> JOB: Only a number is wanted: how many lines of the entries include the string "name"?

> Figure content listings:
_ _ _ _ _ _ _

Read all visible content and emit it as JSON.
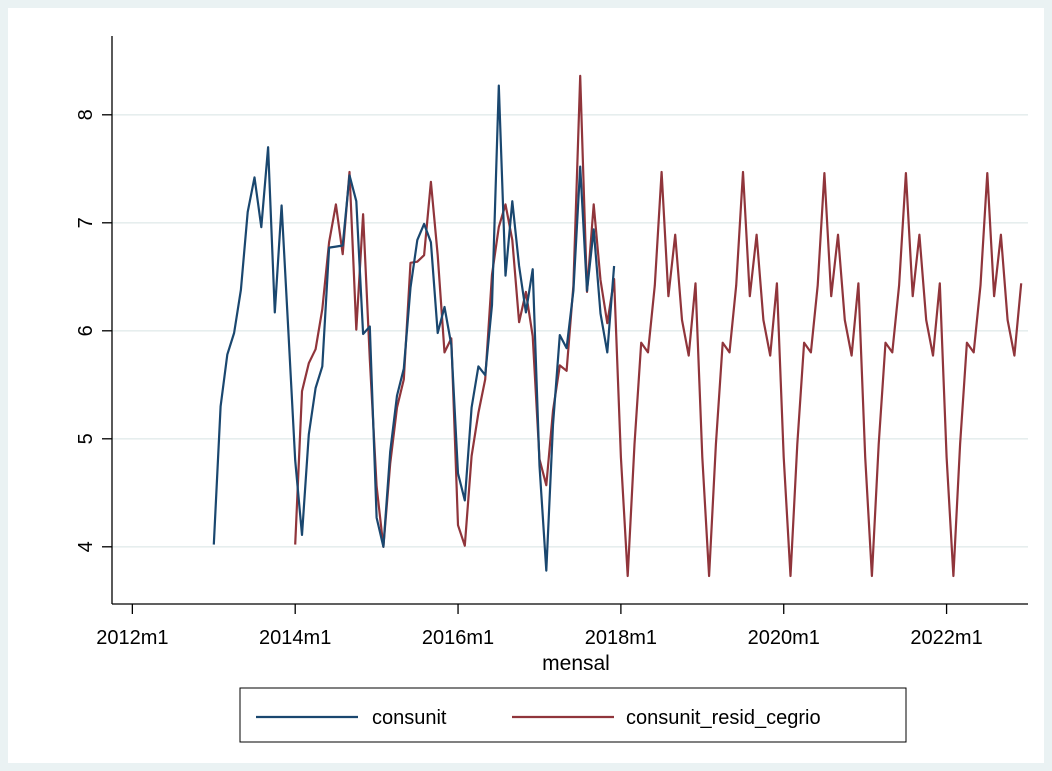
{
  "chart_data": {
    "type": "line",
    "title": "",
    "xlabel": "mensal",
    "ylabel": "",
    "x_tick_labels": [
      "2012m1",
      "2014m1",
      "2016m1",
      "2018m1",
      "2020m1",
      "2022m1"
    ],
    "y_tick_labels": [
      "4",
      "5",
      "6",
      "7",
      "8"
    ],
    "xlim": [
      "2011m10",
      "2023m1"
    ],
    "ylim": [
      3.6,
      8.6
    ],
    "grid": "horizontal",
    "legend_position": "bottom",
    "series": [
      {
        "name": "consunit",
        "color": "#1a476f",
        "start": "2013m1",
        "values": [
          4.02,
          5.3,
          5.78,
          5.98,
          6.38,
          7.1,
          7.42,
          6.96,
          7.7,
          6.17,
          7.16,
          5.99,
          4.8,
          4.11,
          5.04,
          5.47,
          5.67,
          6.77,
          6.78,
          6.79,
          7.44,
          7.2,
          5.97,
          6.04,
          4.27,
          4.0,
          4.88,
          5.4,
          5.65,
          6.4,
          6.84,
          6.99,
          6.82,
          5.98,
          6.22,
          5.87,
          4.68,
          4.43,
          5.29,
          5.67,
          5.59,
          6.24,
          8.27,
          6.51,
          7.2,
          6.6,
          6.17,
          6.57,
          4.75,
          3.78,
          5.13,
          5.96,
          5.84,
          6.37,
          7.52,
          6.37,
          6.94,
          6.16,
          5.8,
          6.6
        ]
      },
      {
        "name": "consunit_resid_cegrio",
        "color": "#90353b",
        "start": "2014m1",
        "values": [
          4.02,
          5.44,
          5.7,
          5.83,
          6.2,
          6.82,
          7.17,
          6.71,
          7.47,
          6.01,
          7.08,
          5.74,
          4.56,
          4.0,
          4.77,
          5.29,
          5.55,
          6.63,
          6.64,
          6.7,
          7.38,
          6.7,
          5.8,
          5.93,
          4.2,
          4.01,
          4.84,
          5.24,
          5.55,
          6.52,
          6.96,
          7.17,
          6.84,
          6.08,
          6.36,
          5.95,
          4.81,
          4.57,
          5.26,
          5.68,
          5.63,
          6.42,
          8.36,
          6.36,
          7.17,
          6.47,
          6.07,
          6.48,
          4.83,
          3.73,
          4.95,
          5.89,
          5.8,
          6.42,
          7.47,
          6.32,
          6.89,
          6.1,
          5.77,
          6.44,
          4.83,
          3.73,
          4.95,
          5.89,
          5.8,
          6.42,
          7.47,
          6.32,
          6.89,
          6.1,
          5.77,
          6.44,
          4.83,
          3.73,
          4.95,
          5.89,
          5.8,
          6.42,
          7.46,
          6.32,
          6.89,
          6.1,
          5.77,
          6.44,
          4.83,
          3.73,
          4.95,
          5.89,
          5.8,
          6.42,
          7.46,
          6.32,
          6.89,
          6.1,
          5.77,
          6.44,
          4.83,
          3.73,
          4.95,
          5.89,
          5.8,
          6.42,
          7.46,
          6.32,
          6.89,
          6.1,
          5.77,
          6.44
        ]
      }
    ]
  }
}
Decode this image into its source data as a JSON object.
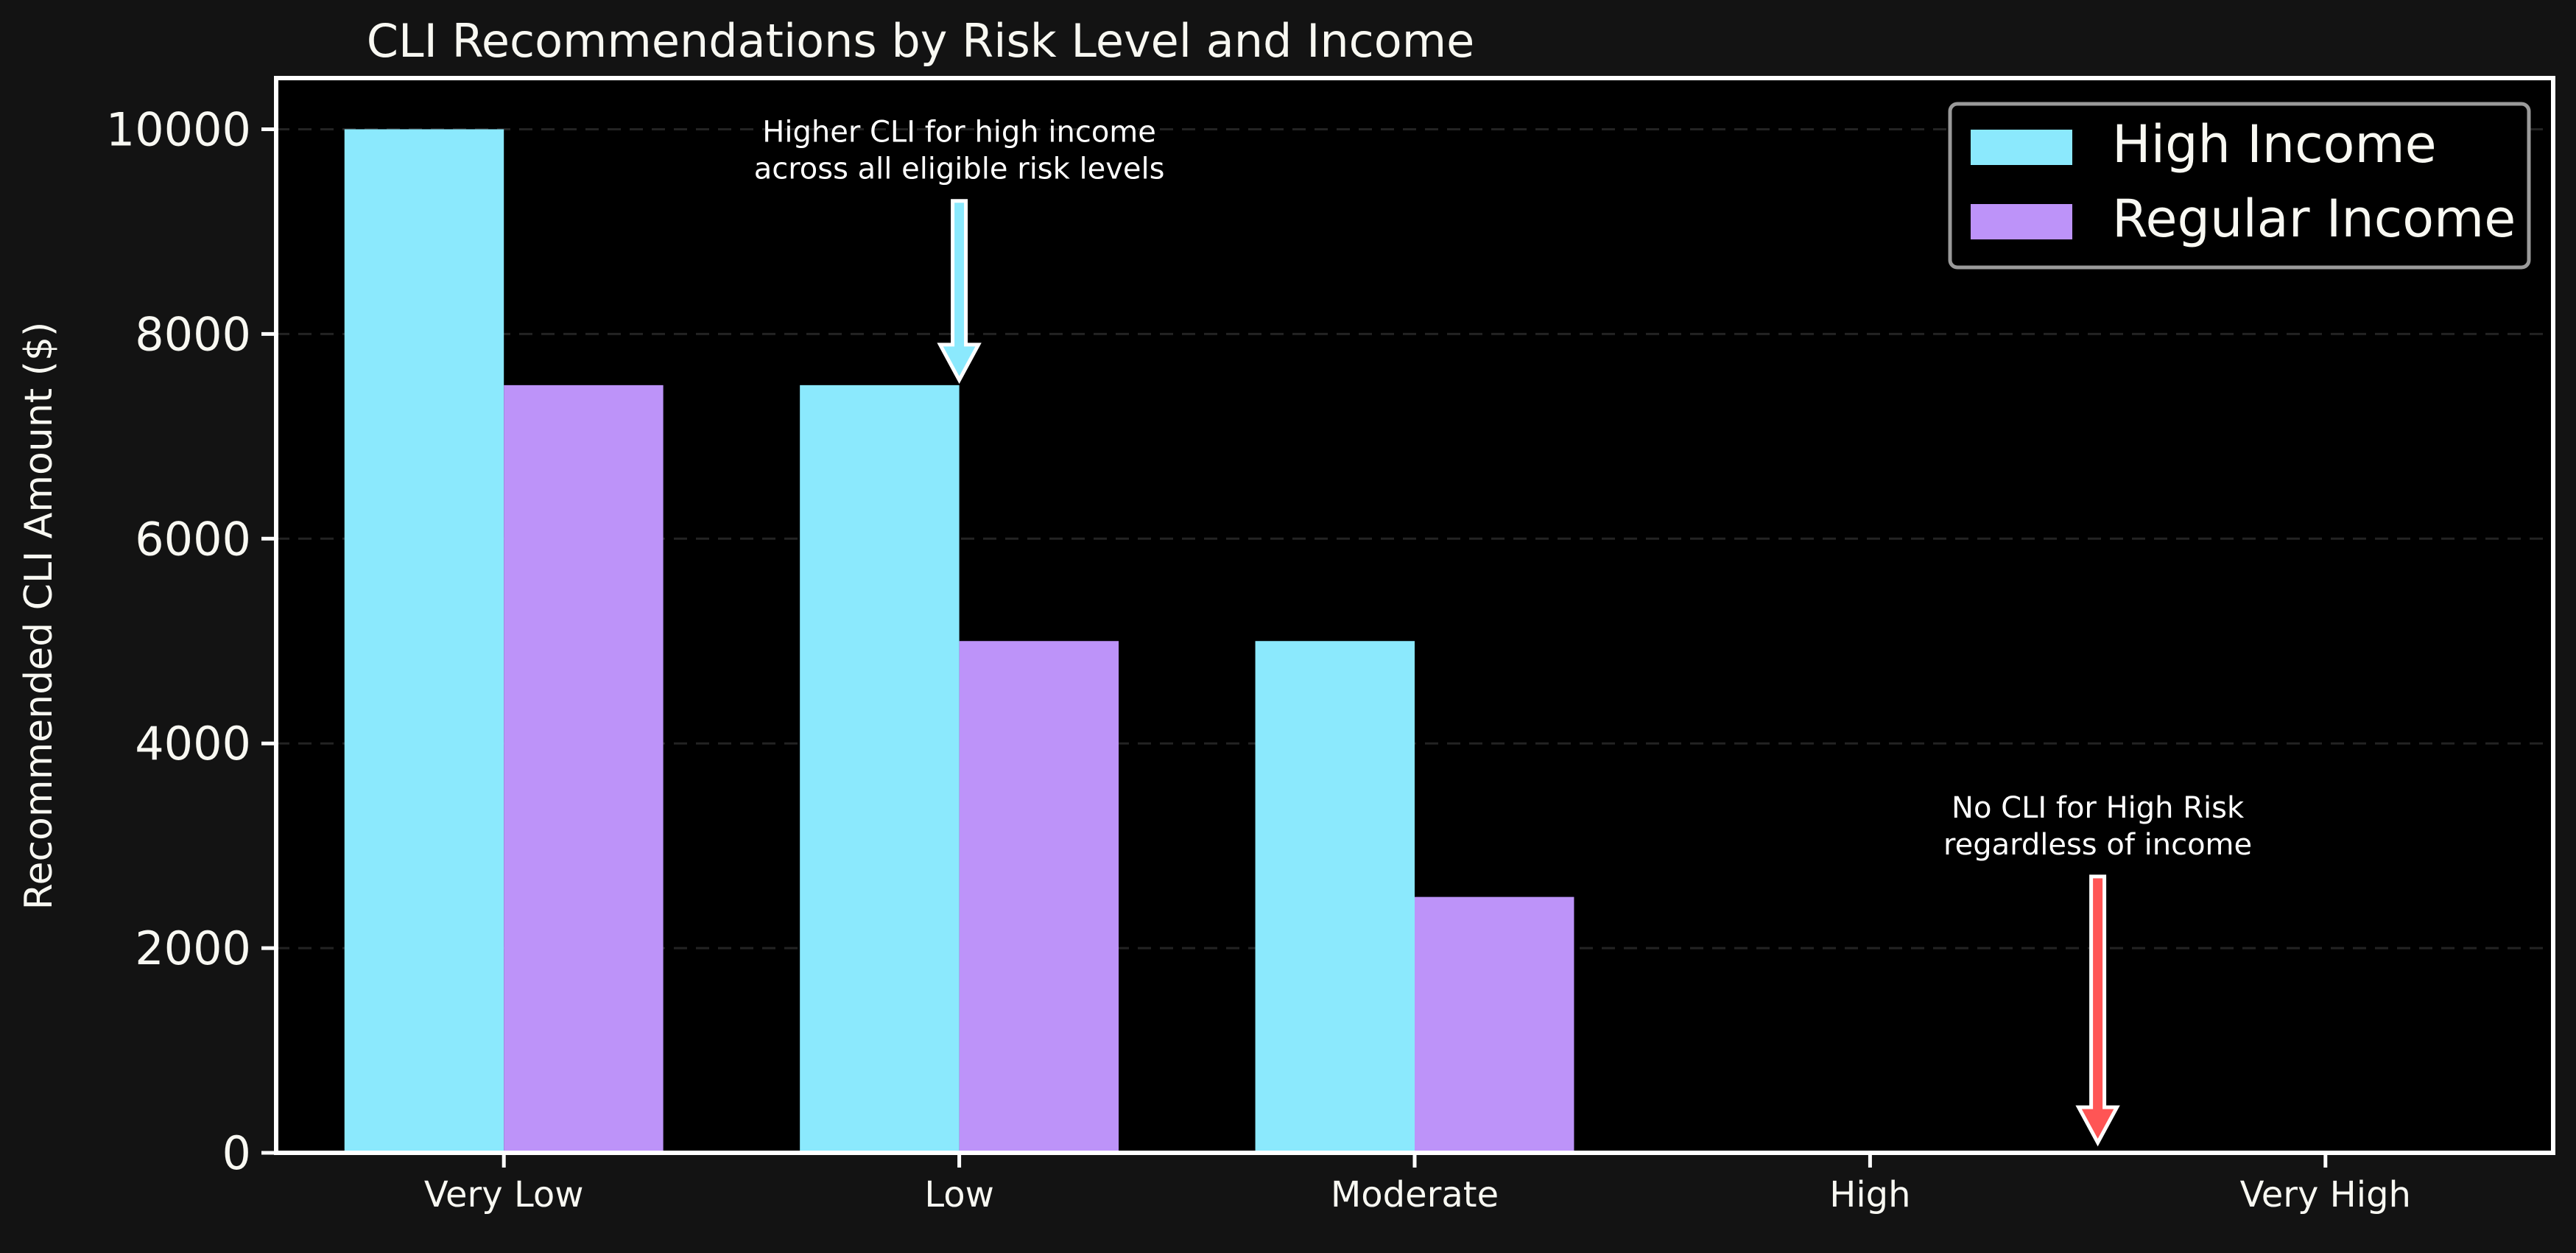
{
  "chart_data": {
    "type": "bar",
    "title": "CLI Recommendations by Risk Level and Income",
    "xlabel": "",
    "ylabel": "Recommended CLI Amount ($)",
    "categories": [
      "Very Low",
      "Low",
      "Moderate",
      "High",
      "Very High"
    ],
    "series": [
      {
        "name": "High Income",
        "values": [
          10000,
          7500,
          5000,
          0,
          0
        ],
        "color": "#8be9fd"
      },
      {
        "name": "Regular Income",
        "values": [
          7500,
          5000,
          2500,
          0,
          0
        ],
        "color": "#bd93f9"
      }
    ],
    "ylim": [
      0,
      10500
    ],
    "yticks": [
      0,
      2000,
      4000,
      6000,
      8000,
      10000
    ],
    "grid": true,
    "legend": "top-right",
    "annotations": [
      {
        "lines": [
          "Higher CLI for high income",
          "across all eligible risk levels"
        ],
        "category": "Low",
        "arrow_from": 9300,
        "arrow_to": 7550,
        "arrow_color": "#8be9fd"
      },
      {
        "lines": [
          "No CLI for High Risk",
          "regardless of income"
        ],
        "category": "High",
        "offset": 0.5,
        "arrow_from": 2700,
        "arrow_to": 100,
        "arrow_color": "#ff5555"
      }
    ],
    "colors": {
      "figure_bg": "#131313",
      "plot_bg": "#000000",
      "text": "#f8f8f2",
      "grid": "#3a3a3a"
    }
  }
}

_ _ _ _ _ _ _

> SOLUTION FOR THIS PROBLEM: 4